## Data extract:
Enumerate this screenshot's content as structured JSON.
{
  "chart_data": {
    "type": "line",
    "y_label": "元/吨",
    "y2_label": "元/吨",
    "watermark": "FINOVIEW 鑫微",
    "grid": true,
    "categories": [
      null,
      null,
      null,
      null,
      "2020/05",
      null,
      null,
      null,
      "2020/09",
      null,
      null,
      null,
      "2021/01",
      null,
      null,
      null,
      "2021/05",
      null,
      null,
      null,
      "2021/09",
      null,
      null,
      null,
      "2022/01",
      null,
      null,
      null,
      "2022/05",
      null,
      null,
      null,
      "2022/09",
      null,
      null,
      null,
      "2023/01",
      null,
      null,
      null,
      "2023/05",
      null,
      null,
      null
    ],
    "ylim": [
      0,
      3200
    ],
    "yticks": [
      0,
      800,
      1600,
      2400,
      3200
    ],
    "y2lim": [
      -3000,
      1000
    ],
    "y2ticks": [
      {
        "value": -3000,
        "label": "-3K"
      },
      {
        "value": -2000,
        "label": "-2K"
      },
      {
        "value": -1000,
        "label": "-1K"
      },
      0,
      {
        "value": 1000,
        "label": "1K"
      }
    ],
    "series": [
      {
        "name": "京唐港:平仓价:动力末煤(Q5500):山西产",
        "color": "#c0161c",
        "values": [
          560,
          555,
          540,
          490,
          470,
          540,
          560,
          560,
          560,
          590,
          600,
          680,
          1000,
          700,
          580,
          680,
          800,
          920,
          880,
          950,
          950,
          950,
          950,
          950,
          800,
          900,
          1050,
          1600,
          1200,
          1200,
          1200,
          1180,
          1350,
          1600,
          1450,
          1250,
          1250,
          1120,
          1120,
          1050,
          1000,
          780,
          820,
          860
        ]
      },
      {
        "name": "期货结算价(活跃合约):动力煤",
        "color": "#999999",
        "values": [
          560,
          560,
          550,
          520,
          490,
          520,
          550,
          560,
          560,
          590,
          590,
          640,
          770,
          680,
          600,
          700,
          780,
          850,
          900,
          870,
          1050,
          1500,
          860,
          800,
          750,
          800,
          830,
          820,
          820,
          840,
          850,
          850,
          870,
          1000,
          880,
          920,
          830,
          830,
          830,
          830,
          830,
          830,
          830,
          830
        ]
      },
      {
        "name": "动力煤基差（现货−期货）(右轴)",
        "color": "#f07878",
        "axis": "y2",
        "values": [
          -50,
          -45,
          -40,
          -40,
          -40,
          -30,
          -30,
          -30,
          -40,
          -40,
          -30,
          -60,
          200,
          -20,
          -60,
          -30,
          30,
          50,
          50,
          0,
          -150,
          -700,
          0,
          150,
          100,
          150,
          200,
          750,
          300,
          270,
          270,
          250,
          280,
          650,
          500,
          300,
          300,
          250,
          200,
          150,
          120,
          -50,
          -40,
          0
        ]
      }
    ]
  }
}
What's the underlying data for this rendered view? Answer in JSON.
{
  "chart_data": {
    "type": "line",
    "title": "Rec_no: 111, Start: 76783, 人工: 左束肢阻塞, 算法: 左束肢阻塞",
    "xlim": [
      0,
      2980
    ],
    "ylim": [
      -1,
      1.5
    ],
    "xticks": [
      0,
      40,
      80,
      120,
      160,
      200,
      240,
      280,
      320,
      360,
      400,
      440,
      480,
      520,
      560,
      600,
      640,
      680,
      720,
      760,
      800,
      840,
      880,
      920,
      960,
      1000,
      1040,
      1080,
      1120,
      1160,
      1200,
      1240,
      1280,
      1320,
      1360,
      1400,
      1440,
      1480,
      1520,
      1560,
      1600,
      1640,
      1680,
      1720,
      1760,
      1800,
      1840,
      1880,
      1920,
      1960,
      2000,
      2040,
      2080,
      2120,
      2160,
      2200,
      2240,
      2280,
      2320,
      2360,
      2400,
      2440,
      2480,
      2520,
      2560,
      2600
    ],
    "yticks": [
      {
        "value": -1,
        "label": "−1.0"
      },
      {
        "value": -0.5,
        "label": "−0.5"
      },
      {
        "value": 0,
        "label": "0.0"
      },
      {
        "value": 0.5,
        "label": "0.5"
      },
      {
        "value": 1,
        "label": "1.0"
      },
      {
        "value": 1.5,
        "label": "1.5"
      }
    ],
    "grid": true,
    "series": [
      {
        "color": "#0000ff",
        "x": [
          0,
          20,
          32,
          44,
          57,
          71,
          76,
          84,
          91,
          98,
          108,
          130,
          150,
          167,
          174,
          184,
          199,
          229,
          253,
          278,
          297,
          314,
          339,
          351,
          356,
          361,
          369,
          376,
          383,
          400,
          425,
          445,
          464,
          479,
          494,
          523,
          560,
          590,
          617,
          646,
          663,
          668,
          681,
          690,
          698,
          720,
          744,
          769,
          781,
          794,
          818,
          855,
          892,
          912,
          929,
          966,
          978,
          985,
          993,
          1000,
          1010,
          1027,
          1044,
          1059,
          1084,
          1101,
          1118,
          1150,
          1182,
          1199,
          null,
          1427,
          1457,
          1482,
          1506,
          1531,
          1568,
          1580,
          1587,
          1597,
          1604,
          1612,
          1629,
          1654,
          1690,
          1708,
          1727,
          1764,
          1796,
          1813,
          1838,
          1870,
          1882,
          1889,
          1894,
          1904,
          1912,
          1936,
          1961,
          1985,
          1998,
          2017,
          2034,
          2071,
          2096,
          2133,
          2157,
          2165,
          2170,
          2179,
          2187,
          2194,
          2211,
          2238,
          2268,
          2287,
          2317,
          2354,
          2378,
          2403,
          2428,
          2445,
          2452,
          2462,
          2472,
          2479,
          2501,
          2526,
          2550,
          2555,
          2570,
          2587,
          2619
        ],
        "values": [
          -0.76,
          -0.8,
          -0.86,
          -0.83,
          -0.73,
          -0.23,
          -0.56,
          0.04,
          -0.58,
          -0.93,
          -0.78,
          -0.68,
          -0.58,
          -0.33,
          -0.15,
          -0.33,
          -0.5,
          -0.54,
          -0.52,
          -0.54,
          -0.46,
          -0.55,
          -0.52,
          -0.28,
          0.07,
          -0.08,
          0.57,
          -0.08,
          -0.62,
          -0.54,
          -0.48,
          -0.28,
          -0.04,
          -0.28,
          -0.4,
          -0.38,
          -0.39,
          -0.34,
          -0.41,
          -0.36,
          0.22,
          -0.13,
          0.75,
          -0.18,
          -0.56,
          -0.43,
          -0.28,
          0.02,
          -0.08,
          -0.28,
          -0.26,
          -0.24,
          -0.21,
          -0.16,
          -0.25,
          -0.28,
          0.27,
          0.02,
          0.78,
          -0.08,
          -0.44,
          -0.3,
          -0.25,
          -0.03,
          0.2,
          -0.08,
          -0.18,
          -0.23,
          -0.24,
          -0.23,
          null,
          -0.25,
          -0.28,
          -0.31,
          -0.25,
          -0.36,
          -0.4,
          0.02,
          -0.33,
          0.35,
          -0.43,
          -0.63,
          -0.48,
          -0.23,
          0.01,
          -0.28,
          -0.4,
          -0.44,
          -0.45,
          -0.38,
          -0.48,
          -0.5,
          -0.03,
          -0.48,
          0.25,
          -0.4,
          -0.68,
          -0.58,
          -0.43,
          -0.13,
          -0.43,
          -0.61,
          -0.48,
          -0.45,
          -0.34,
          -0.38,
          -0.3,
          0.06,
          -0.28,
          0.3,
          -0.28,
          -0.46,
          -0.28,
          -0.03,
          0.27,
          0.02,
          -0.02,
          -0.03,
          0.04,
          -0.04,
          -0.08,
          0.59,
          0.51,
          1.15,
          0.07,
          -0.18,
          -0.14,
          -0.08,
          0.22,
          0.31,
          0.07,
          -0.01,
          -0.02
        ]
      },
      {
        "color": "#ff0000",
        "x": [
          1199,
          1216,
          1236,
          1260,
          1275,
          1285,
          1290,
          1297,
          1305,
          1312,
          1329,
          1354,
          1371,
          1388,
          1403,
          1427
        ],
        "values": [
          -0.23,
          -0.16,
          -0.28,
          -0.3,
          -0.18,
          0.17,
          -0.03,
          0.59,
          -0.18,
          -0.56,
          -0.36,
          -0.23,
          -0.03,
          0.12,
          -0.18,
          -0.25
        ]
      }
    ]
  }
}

## The request:
Copy out every line in the entries above that holds "color".

## Result of this exercise:
        "color": "#c0161c",
        "color": "#999999",
        "color": "#f07878",
        "color": "#0000ff",
        "color": "#ff0000",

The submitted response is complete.